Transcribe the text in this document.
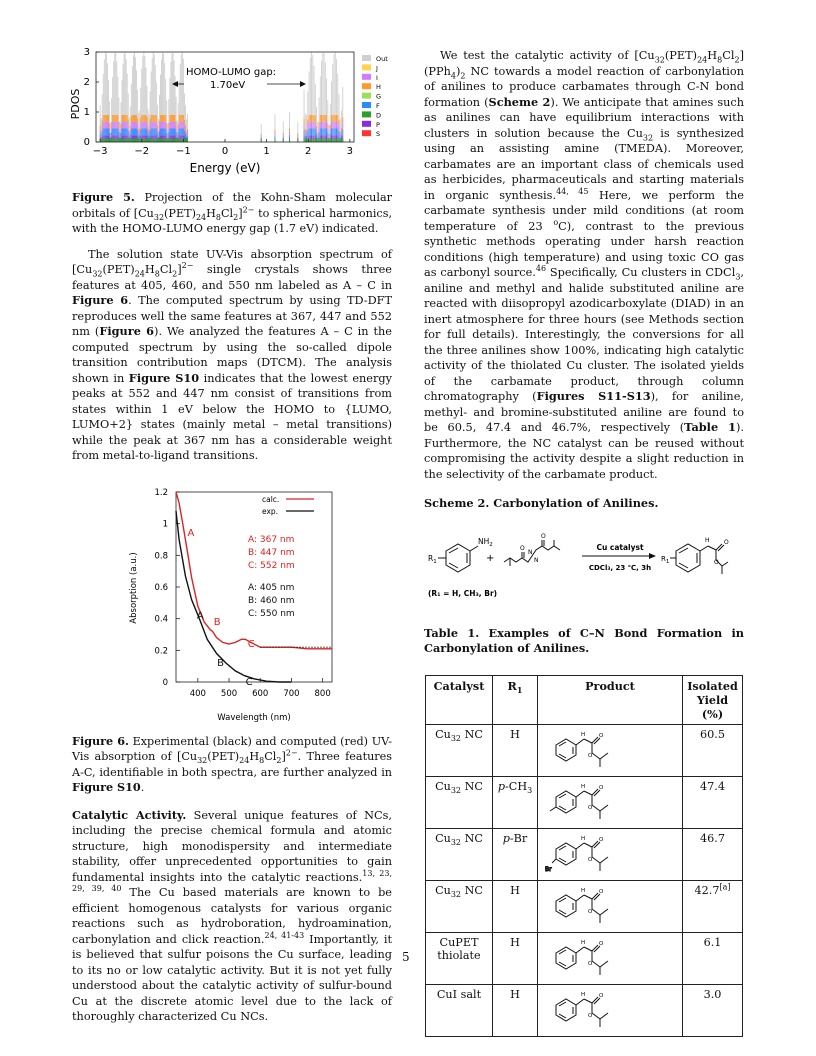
0
1
2
3
−3	−2	−1	0	1	2	3
PDOS
Energy (eV)
HOMO-LUMO gap:
1.70eV
Out
J
I
H
G
F
D
P
S

Figure 5. Projection of the Kohn-Sham molecular orbitals of $[Cu_{32}(PET)_{24}H_8Cl_2]^{2-}$ to spherical harmonics, with the HOMO-LUMO energy gap (1.7 eV) indicated.

The solution state UV-Vis absorption spectrum of $[Cu_{32}(PET)_{24}H_8Cl_2]^{2-}$ single crystals shows three features at 405, 460, and 550 nm labeled as A – C in Figure 6. The computed spectrum by using TD-DFT reproduces well the same features at 367, 447 and 552 nm (Figure 6). We analyzed the features A – C in the computed spectrum by using the so-called dipole transition contribution maps (DTCM). The analysis shown in Figure S10 indicates that the lowest energy peaks at 552 and 447 nm consist of transitions from states within 1 eV below the HOMO to {LUMO, LUMO+2} states (mainly metal – metal transitions) while the peak at 367 nm has a considerable weight from metal-to-ligand transitions.

400 500 600 700 800
0
0.2
0.4
0.6
0.8
1
1.2
A
B
C
A
B
C
calc.
exp.
A: 367 nm
B: 447 nm
C: 552 nm
A: 405 nm
B: 460 nm
C: 550 nm
Wavelength (nm)
Absorption (a.u.)

Figure 6. Experimental (black) and computed (red) UV-Vis absorption of $[Cu_{32}(PET)_{24}H_8Cl_2]^{2-}$. Three features A-C, identifiable in both spectra, are further analyzed in Figure S10.

Catalytic Activity. Several unique features of NCs, including the precise chemical formula and atomic structure, high monodispersity and intermediate stability, offer unprecedented opportunities to gain fundamental insights into the catalytic reactions.$^{13, 23, 29, 39, 40}$ The Cu based materials are known to be efficient homogenous catalysts for various organic reactions such as hydroboration, hydroamination, carbonylation and click reaction.$^{24, 41-43}$ Importantly, it is believed that sulfur poisons the Cu surface, leading to its no or low catalytic activity. But it is not yet fully understood about the catalytic activity of sulfur-bound Cu at the discrete atomic level due to the lack of thoroughly characterized Cu NCs.

We test the catalytic activity of $[Cu_{32}(PET)_{24}H_8Cl_2](PPh_4)_2$ NC towards a model reaction of carbonylation of anilines to produce carbamates through C-N bond formation (Scheme 2). We anticipate that amines such as anilines can have equilibrium interactions with clusters in solution because the $Cu_{32}$ is synthesized using an assisting amine (TMEDA). Moreover, carbamates are an important class of chemicals used as herbicides, pharmaceuticals and starting materials in organic synthesis.$^{44, 45}$ Here, we perform the carbamate synthesis under mild conditions (at room temperature of 23 $^o$C), contrast to the previous synthetic methods operating under harsh reaction conditions (high temperature) and using toxic CO gas as carbonyl source.$^{46}$ Specifically, Cu clusters in CDCl$_3$, aniline and methyl and halide substituted aniline are reacted with diisopropyl azodicarboxylate (DIAD) in an inert atmosphere for three hours (see Methods section for full details). Interestingly, the conversions for all the three anilines show 100%, indicating high catalytic activity of the thiolated Cu cluster. The isolated yields of the carbamate product, through column chromatography (Figures S11-S13), for aniline, methyl- and bromine-substituted aniline are found to be 60.5, 47.4 and 46.7%, respectively (Table 1). Furthermore, the NC catalyst can be reused without compromising the activity despite a slight reduction in the selectivity of the carbamate product.

Scheme 2. Carbonylation of Anilines.

$NH_2$
$R_1$	+
O
O
N
N
Cu catalyst
CDCl₃, 23 ℃, 3h
H O
O
$R_1$
(R₁ = H, CH₃, Br)

Table 1. Examples of C–N Bond Formation in Carbonylation of Anilines.

Catalyst	$R_1$	Product	Isolated Yield (%)
$Cu_{32}$ NC	H	H O
O	60.5
$Cu_{32}$ NC	$p-CH_3$	H O
O	47.4
$Cu_{32}$ NC	p-Br	Br
H O
O	46.7
$Cu_{32}$ NC	H	H O
O	42.7[a]
CuPET thiolate	H	H O
O	6.1
CuI salt	H	H O
O	3.0
5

__Work required__
Quote each line of the listing exactly, but leave the pictures out.

__Response for this exercise__
Transcribe the text in this document.
0
1
2
3
−3	−2	−1	0	1	2	3
PDOS
Energy (eV)
HOMO-LUMO gap:
1.70eV
Out
J
I
H
G
F
D
P
S

Figure 5. Projection of the Kohn-Sham molecular orbitals of $[Cu_{32}(PET)_{24}H_8Cl_2]^{2-}$ to spherical harmonics, with the HOMO-LUMO energy gap (1.7 eV) indicated.

The solution state UV-Vis absorption spectrum of $[Cu_{32}(PET)_{24}H_8Cl_2]^{2-}$ single crystals shows three features at 405, 460, and 550 nm labeled as A – C in Figure 6. The computed spectrum by using TD-DFT reproduces well the same features at 367, 447 and 552 nm (Figure 6). We analyzed the features A – C in the computed spectrum by using the so-called dipole transition contribution maps (DTCM). The analysis shown in Figure S10 indicates that the lowest energy peaks at 552 and 447 nm consist of transitions from states within 1 eV below the HOMO to {LUMO, LUMO+2} states (mainly metal – metal transitions) while the peak at 367 nm has a considerable weight from metal-to-ligand transitions.

400 500 600 700 800
0
0.2
0.4
0.6
0.8
1
1.2
A
B
C
A
B
C
calc.
exp.
A: 367 nm
B: 447 nm
C: 552 nm
A: 405 nm
B: 460 nm
C: 550 nm
Wavelength (nm)
Absorption (a.u.)

Figure 6. Experimental (black) and computed (red) UV-Vis absorption of $[Cu_{32}(PET)_{24}H_8Cl_2]^{2-}$. Three features A-C, identifiable in both spectra, are further analyzed in Figure S10.

Catalytic Activity. Several unique features of NCs, including the precise chemical formula and atomic structure, high monodispersity and intermediate stability, offer unprecedented opportunities to gain fundamental insights into the catalytic reactions.$^{13, 23, 29, 39, 40}$ The Cu based materials are known to be efficient homogenous catalysts for various organic reactions such as hydroboration, hydroamination, carbonylation and click reaction.$^{24, 41-43}$ Importantly, it is believed that sulfur poisons the Cu surface, leading to its no or low catalytic activity. But it is not yet fully understood about the catalytic activity of sulfur-bound Cu at the discrete atomic level due to the lack of thoroughly characterized Cu NCs.

We test the catalytic activity of $[Cu_{32}(PET)_{24}H_8Cl_2](PPh_4)_2$ NC towards a model reaction of carbonylation of anilines to produce carbamates through C-N bond formation (Scheme 2). We anticipate that amines such as anilines can have equilibrium interactions with clusters in solution because the $Cu_{32}$ is synthesized using an assisting amine (TMEDA). Moreover, carbamates are an important class of chemicals used as herbicides, pharmaceuticals and starting materials in organic synthesis.$^{44, 45}$ Here, we perform the carbamate synthesis under mild conditions (at room temperature of 23 $^o$C), contrast to the previous synthetic methods operating under harsh reaction conditions (high temperature) and using toxic CO gas as carbonyl source.$^{46}$ Specifically, Cu clusters in CDCl$_3$, aniline and methyl and halide substituted aniline are reacted with diisopropyl azodicarboxylate (DIAD) in an inert atmosphere for three hours (see Methods section for full details). Interestingly, the conversions for all the three anilines show 100%, indicating high catalytic activity of the thiolated Cu cluster. The isolated yields of the carbamate product, through column chromatography (Figures S11-S13), for aniline, methyl- and bromine-substituted aniline are found to be 60.5, 47.4 and 46.7%, respectively (Table 1). Furthermore, the NC catalyst can be reused without compromising the activity despite a slight reduction in the selectivity of the carbamate product.

Scheme 2. Carbonylation of Anilines.

$NH_2$
$R_1$	+
O
O
N
N
Cu catalyst
CDCl₃, 23 ℃, 3h
H O
O
$R_1$
(R₁ = H, CH₃, Br)

Table 1. Examples of C–N Bond Formation in Carbonylation of Anilines.

Catalyst	$R_1$	Product	Isolated Yield (%)
$Cu_{32}$ NC	H	H O
O	60.5
$Cu_{32}$ NC	$p-CH_3$	H O
O	47.4
$Cu_{32}$ NC	p-Br	Br
H O
O	46.7
$Cu_{32}$ NC	H	H O
O	42.7[a]
CuPET thiolate	H	H O
O	6.1
CuI salt	H	H O
O	3.0
5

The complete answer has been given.